SET TASK:
Examine the material below. Gather every line in which the string "moment" appears.

(Data records)
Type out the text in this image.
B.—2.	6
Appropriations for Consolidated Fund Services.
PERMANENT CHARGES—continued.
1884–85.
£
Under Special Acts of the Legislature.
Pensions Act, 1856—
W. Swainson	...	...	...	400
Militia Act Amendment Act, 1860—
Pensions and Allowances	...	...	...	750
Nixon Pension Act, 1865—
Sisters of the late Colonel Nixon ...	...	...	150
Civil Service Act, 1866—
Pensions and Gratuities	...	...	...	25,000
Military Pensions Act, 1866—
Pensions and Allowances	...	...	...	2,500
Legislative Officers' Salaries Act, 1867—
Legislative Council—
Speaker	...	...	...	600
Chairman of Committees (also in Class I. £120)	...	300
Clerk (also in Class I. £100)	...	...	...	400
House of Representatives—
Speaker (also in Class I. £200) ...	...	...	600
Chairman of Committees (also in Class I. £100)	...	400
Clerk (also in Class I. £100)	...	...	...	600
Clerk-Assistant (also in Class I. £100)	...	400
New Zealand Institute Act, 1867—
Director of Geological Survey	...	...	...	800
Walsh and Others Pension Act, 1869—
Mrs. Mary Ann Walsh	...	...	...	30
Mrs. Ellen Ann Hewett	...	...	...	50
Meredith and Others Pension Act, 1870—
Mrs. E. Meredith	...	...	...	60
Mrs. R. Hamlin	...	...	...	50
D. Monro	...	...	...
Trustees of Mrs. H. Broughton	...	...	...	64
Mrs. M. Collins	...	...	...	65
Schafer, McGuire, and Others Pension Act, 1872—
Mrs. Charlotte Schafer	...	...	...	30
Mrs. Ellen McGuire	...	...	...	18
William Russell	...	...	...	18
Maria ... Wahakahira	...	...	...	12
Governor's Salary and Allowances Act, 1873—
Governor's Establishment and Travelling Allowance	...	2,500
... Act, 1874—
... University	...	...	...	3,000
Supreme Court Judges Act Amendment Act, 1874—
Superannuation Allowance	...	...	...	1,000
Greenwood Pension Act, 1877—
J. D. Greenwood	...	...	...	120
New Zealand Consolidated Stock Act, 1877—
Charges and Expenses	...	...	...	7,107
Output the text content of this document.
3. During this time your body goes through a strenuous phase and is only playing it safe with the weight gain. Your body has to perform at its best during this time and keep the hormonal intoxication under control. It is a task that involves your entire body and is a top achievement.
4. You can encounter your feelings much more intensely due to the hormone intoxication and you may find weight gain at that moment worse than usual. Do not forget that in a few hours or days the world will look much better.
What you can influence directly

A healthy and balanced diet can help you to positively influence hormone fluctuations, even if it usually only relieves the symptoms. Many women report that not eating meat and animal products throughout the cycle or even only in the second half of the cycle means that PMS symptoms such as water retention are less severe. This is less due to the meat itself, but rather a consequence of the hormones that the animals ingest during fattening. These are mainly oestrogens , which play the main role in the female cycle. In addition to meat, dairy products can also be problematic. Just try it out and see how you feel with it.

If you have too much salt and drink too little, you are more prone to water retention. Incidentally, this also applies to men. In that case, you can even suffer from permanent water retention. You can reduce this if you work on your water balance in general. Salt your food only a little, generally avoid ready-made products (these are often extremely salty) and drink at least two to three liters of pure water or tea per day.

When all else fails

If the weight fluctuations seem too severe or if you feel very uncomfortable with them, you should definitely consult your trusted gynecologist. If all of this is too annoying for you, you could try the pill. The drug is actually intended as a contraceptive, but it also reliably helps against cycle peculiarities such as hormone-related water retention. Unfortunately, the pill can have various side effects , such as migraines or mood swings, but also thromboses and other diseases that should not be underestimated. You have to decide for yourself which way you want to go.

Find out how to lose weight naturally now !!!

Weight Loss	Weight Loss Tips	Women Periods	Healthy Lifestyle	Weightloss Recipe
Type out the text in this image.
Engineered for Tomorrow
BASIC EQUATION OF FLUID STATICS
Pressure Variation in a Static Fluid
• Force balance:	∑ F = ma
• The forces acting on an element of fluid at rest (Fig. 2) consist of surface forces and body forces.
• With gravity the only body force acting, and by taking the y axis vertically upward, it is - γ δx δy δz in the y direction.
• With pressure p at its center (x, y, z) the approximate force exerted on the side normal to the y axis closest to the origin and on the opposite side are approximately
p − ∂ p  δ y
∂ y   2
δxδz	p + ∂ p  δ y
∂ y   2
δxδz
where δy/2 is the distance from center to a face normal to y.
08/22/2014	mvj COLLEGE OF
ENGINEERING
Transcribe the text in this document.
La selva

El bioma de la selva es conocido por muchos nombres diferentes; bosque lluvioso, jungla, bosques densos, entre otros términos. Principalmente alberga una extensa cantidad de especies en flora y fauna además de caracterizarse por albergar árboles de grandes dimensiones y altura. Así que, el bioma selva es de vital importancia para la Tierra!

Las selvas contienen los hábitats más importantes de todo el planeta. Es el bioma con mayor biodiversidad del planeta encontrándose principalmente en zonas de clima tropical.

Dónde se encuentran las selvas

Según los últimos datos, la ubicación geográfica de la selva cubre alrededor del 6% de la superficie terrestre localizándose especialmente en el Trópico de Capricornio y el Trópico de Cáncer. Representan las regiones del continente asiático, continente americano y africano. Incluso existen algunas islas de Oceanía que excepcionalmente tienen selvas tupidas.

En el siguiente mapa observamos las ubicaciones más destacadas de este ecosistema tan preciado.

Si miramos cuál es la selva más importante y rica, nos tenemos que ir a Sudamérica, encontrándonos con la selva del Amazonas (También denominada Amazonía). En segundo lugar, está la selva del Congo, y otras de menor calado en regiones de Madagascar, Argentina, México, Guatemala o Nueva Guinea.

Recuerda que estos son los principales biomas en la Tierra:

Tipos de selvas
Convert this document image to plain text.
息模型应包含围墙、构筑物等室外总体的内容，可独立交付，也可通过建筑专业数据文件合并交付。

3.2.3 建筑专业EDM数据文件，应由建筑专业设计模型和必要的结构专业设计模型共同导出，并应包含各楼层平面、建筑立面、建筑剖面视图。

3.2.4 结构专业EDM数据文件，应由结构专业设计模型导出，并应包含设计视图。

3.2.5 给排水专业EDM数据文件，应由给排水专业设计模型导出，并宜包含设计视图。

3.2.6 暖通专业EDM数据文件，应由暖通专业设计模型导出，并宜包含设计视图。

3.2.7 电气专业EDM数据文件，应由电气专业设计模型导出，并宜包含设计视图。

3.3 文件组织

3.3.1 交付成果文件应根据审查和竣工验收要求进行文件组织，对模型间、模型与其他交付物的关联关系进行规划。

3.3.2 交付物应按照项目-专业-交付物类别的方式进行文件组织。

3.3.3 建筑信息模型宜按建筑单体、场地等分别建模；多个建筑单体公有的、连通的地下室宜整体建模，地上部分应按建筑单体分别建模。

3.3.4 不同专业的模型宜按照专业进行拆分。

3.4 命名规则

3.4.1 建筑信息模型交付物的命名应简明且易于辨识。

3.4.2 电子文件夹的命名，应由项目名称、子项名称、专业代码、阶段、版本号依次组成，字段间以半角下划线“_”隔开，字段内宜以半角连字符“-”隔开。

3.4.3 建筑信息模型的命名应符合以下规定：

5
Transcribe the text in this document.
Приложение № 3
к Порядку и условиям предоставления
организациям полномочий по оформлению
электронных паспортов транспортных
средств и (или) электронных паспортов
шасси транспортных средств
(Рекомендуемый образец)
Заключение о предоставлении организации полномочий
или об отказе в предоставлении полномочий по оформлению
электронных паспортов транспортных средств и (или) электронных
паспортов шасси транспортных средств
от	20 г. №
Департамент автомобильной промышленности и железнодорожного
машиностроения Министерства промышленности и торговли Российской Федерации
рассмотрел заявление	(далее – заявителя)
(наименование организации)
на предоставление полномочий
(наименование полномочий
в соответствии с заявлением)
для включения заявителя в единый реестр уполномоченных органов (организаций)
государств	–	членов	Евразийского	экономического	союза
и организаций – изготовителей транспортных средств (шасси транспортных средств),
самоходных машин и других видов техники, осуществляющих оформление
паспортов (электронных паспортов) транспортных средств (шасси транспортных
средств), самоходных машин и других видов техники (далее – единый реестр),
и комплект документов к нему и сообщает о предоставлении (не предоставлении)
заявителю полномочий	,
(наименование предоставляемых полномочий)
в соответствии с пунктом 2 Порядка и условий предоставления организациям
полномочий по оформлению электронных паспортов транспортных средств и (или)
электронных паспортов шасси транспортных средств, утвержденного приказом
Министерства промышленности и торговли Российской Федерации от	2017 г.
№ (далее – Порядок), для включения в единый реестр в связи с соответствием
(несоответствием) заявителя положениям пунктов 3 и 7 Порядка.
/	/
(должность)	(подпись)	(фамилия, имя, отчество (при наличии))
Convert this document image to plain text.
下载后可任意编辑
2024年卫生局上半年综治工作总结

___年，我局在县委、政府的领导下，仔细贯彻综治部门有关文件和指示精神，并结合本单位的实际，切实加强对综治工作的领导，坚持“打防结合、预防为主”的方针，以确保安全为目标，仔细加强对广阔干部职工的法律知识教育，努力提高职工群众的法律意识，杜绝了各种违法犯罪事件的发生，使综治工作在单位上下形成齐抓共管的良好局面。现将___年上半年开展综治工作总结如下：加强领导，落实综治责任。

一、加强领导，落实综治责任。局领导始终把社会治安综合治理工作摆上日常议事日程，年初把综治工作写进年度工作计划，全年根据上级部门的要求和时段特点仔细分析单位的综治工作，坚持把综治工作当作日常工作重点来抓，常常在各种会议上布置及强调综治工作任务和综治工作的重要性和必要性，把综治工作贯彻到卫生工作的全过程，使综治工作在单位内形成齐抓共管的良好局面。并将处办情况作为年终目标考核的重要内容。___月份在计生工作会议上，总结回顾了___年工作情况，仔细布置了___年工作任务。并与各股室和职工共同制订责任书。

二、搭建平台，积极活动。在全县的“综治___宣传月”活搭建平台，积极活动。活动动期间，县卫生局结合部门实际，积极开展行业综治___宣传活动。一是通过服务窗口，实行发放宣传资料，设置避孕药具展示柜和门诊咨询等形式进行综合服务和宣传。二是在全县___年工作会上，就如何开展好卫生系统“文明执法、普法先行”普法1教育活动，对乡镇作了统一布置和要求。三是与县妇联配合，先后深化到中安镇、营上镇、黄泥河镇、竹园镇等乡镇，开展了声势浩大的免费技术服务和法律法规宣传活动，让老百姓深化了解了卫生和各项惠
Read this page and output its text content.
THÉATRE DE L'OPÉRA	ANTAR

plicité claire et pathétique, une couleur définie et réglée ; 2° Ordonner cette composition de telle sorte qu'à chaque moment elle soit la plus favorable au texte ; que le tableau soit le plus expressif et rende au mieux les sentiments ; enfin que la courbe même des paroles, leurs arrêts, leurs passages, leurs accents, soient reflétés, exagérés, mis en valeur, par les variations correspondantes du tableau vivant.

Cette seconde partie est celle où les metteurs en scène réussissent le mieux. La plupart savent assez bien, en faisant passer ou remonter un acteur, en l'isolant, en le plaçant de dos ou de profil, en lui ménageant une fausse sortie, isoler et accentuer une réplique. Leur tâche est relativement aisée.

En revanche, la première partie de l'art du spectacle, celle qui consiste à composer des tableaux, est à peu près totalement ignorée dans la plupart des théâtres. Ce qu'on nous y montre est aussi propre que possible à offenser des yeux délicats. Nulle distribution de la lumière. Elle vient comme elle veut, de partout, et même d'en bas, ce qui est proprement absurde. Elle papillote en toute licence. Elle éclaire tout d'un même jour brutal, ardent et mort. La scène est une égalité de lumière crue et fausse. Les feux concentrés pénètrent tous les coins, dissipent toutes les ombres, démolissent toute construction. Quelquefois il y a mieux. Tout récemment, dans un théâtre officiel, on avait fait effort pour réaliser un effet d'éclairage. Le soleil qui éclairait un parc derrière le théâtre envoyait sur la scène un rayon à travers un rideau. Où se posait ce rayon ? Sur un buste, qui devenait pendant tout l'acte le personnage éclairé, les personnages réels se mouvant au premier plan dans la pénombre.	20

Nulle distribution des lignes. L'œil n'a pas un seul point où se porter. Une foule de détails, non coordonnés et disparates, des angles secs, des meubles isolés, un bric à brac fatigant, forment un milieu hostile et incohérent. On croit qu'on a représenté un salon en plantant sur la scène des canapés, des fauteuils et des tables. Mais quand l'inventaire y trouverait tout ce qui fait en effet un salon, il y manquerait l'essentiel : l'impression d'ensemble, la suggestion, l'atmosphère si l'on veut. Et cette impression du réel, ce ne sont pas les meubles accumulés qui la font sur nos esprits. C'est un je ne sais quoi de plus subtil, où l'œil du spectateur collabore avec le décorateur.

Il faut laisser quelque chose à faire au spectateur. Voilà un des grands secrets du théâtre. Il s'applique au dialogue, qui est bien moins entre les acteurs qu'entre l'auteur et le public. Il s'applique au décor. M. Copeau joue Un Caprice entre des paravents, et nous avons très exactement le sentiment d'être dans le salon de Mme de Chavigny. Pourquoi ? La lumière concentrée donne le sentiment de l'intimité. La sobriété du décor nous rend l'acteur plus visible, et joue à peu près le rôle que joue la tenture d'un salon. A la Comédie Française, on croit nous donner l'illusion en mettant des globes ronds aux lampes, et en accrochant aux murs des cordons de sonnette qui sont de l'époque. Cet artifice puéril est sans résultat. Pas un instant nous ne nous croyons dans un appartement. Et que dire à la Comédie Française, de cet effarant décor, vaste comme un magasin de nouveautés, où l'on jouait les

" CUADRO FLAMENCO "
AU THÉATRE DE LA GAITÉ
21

THE ANSWER:
4. You can encounter your feelings much more intensely due to the hormone intoxication and you may find weight gain at that moment worse than usual. Do not forget that in a few hours or days the world will look much better.
plicité claire et pathétique, une couleur définie et réglée ; 2° Ordonner cette composition de telle sorte qu'à chaque moment elle soit la plus favorable au texte ; que le tableau soit le plus expressif et rende au mieux les sentiments ; enfin que la courbe même des paroles, leurs arrêts, leurs passages, leurs accents, soient reflétés, exagérés, mis en valeur, par les variations correspondantes du tableau vivant.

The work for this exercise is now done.